## BRIEF
Produce the listing below again, exactly as shown.

··· DATA EXCERPTS

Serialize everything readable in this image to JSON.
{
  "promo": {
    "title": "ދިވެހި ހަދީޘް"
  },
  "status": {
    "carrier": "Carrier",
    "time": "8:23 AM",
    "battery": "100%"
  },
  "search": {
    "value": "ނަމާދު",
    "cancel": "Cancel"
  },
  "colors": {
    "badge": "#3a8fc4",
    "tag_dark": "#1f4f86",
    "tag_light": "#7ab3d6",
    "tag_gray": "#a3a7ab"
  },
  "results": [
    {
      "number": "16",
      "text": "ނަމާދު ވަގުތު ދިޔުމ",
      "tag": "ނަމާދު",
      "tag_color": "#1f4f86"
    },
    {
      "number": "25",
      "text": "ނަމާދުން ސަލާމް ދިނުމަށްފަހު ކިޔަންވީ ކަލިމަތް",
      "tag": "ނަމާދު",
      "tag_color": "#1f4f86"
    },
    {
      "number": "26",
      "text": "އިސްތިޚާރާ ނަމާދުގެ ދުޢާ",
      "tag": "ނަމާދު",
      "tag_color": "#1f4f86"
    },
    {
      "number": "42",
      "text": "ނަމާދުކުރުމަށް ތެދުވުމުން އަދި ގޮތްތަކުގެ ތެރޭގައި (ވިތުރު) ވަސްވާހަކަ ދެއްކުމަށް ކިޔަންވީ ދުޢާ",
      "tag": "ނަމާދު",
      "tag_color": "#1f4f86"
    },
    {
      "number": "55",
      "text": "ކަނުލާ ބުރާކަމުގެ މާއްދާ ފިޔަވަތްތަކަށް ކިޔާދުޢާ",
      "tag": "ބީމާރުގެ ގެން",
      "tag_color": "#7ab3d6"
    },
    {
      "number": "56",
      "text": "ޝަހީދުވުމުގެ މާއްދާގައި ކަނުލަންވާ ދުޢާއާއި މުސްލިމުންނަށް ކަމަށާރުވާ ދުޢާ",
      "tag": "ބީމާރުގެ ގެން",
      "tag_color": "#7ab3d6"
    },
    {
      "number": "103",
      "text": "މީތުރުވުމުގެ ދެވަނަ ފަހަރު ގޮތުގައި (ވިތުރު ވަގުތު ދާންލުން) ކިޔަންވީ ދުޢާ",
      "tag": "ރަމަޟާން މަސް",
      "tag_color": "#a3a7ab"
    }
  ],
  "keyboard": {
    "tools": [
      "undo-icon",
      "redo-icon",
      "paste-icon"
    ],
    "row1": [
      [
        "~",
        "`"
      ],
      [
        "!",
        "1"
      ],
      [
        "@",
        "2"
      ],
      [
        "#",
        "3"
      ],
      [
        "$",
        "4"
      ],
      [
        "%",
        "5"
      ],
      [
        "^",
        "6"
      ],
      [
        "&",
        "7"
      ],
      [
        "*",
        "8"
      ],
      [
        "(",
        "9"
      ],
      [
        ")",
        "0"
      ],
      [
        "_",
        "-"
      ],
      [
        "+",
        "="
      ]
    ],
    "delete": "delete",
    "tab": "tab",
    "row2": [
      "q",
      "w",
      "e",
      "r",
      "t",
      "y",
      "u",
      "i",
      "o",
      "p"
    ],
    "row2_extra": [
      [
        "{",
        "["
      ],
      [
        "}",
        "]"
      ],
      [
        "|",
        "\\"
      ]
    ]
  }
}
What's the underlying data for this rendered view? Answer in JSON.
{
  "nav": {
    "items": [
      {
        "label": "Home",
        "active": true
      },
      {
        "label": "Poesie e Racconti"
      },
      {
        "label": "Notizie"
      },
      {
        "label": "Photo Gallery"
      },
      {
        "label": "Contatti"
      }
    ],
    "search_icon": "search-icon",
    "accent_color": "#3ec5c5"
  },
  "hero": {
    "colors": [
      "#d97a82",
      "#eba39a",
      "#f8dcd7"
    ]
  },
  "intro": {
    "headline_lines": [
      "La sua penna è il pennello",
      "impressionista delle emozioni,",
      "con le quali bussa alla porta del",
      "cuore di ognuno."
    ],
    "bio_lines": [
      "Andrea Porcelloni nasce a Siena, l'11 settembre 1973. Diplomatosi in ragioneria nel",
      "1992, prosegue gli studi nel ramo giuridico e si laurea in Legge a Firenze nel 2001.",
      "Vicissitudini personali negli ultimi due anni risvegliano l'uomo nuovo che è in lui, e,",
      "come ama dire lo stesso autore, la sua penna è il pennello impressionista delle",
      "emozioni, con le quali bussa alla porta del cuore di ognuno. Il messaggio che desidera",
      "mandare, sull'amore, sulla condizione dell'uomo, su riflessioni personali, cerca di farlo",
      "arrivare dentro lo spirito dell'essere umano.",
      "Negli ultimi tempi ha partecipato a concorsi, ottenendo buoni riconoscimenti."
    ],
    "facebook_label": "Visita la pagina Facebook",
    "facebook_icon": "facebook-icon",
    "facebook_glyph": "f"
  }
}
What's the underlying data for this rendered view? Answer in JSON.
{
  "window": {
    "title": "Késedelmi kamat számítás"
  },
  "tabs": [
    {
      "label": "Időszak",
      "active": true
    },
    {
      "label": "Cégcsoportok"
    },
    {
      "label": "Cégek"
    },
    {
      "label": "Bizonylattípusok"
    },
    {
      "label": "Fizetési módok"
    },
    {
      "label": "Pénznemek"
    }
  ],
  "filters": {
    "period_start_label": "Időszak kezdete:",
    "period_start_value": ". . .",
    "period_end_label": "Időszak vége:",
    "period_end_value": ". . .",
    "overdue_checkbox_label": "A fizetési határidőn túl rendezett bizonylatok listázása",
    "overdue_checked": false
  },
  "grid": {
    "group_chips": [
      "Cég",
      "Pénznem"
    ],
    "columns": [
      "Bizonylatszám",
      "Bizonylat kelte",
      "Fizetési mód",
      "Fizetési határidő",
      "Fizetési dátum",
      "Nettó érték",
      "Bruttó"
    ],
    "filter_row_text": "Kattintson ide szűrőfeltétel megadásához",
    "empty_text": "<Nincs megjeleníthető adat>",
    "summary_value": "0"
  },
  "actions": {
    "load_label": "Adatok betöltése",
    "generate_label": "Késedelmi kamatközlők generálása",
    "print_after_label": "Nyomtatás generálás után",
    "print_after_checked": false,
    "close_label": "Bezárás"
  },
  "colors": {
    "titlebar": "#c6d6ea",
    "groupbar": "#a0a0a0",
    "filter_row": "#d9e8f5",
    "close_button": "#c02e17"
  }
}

······

## OUTPUT BELOW
Serialize everything readable in this image to JSON.
{
  "promo": {
    "title": "ދިވެހި ހަދީޘް"
  },
  "status": {
    "carrier": "Carrier",
    "time": "8:23 AM",
    "battery": "100%"
  },
  "search": {
    "value": "ނަމާދު",
    "cancel": "Cancel"
  },
  "colors": {
    "badge": "#3a8fc4",
    "tag_dark": "#1f4f86",
    "tag_light": "#7ab3d6",
    "tag_gray": "#a3a7ab"
  },
  "results": [
    {
      "number": "16",
      "text": "ނަމާދު ވަގުތު ދިޔުމ",
      "tag": "ނަމާދު",
      "tag_color": "#1f4f86"
    },
    {
      "number": "25",
      "text": "ނަމާދުން ސަލާމް ދިނުމަށްފަހު ކިޔަންވީ ކަލިމަތް",
      "tag": "ނަމާދު",
      "tag_color": "#1f4f86"
    },
    {
      "number": "26",
      "text": "އިސްތިޚާރާ ނަމާދުގެ ދުޢާ",
      "tag": "ނަމާދު",
      "tag_color": "#1f4f86"
    },
    {
      "number": "42",
      "text": "ނަމާދުކުރުމަށް ތެދުވުމުން އަދި ގޮތްތަކުގެ ތެރޭގައި (ވިތުރު) ވަސްވާހަކަ ދެއްކުމަށް ކިޔަންވީ ދުޢާ",
      "tag": "ނަމާދު",
      "tag_color": "#1f4f86"
    },
    {
      "number": "55",
      "text": "ކަނުލާ ބުރާކަމުގެ މާއްދާ ފިޔަވަތްތަކަށް ކިޔާދުޢާ",
      "tag": "ބީމާރުގެ ގެން",
      "tag_color": "#7ab3d6"
    },
    {
      "number": "56",
      "text": "ޝަހީދުވުމުގެ މާއްދާގައި ކަނުލަންވާ ދުޢާއާއި މުސްލިމުންނަށް ކަމަށާރުވާ ދުޢާ",
      "tag": "ބީމާރުގެ ގެން",
      "tag_color": "#7ab3d6"
    },
    {
      "number": "103",
      "text": "މީތުރުވުމުގެ ދެވަނަ ފަހަރު ގޮތުގައި (ވިތުރު ވަގުތު ދާންލުން) ކިޔަންވީ ދުޢާ",
      "tag": "ރަމަޟާން މަސް",
      "tag_color": "#a3a7ab"
    }
  ],
  "keyboard": {
    "tools": [
      "undo-icon",
      "redo-icon",
      "paste-icon"
    ],
    "row1": [
      [
        "~",
        "`"
      ],
      [
        "!",
        "1"
      ],
      [
        "@",
        "2"
      ],
      [
        "#",
        "3"
      ],
      [
        "$",
        "4"
      ],
      [
        "%",
        "5"
      ],
      [
        "^",
        "6"
      ],
      [
        "&",
        "7"
      ],
      [
        "*",
        "8"
      ],
      [
        "(",
        "9"
      ],
      [
        ")",
        "0"
      ],
      [
        "_",
        "-"
      ],
      [
        "+",
        "="
      ]
    ],
    "delete": "delete",
    "tab": "tab",
    "row2": [
      "q",
      "w",
      "e",
      "r",
      "t",
      "y",
      "u",
      "i",
      "o",
      "p"
    ],
    "row2_extra": [
      [
        "{",
        "["
      ],
      [
        "}",
        "]"
      ],
      [
        "|",
        "\\"
      ]
    ]
  }
}
What's the underlying data for this rendered view? Answer in JSON.
{
  "nav": {
    "items": [
      {
        "label": "Home",
        "active": true
      },
      {
        "label": "Poesie e Racconti"
      },
      {
        "label": "Notizie"
      },
      {
        "label": "Photo Gallery"
      },
      {
        "label": "Contatti"
      }
    ],
    "search_icon": "search-icon",
    "accent_color": "#3ec5c5"
  },
  "hero": {
    "colors": [
      "#d97a82",
      "#eba39a",
      "#f8dcd7"
    ]
  },
  "intro": {
    "headline_lines": [
      "La sua penna è il pennello",
      "impressionista delle emozioni,",
      "con le quali bussa alla porta del",
      "cuore di ognuno."
    ],
    "bio_lines": [
      "Andrea Porcelloni nasce a Siena, l'11 settembre 1973. Diplomatosi in ragioneria nel",
      "1992, prosegue gli studi nel ramo giuridico e si laurea in Legge a Firenze nel 2001.",
      "Vicissitudini personali negli ultimi due anni risvegliano l'uomo nuovo che è in lui, e,",
      "come ama dire lo stesso autore, la sua penna è il pennello impressionista delle",
      "emozioni, con le quali bussa alla porta del cuore di ognuno. Il messaggio che desidera",
      "mandare, sull'amore, sulla condizione dell'uomo, su riflessioni personali, cerca di farlo",
      "arrivare dentro lo spirito dell'essere umano.",
      "Negli ultimi tempi ha partecipato a concorsi, ottenendo buoni riconoscimenti."
    ],
    "facebook_label": "Visita la pagina Facebook",
    "facebook_icon": "facebook-icon",
    "facebook_glyph": "f"
  }
}
What's the underlying data for this rendered view? Answer in JSON.
{
  "window": {
    "title": "Késedelmi kamat számítás"
  },
  "tabs": [
    {
      "label": "Időszak",
      "active": true
    },
    {
      "label": "Cégcsoportok"
    },
    {
      "label": "Cégek"
    },
    {
      "label": "Bizonylattípusok"
    },
    {
      "label": "Fizetési módok"
    },
    {
      "label": "Pénznemek"
    }
  ],
  "filters": {
    "period_start_label": "Időszak kezdete:",
    "period_start_value": ". . .",
    "period_end_label": "Időszak vége:",
    "period_end_value": ". . .",
    "overdue_checkbox_label": "A fizetési határidőn túl rendezett bizonylatok listázása",
    "overdue_checked": false
  },
  "grid": {
    "group_chips": [
      "Cég",
      "Pénznem"
    ],
    "columns": [
      "Bizonylatszám",
      "Bizonylat kelte",
      "Fizetési mód",
      "Fizetési határidő",
      "Fizetési dátum",
      "Nettó érték",
      "Bruttó"
    ],
    "filter_row_text": "Kattintson ide szűrőfeltétel megadásához",
    "empty_text": "<Nincs megjeleníthető adat>",
    "summary_value": "0"
  },
  "actions": {
    "load_label": "Adatok betöltése",
    "generate_label": "Késedelmi kamatközlők generálása",
    "print_after_label": "Nyomtatás generálás után",
    "print_after_checked": false,
    "close_label": "Bezárás"
  },
  "colors": {
    "titlebar": "#c6d6ea",
    "groupbar": "#a0a0a0",
    "filter_row": "#d9e8f5",
    "close_button": "#c02e17"
  }
}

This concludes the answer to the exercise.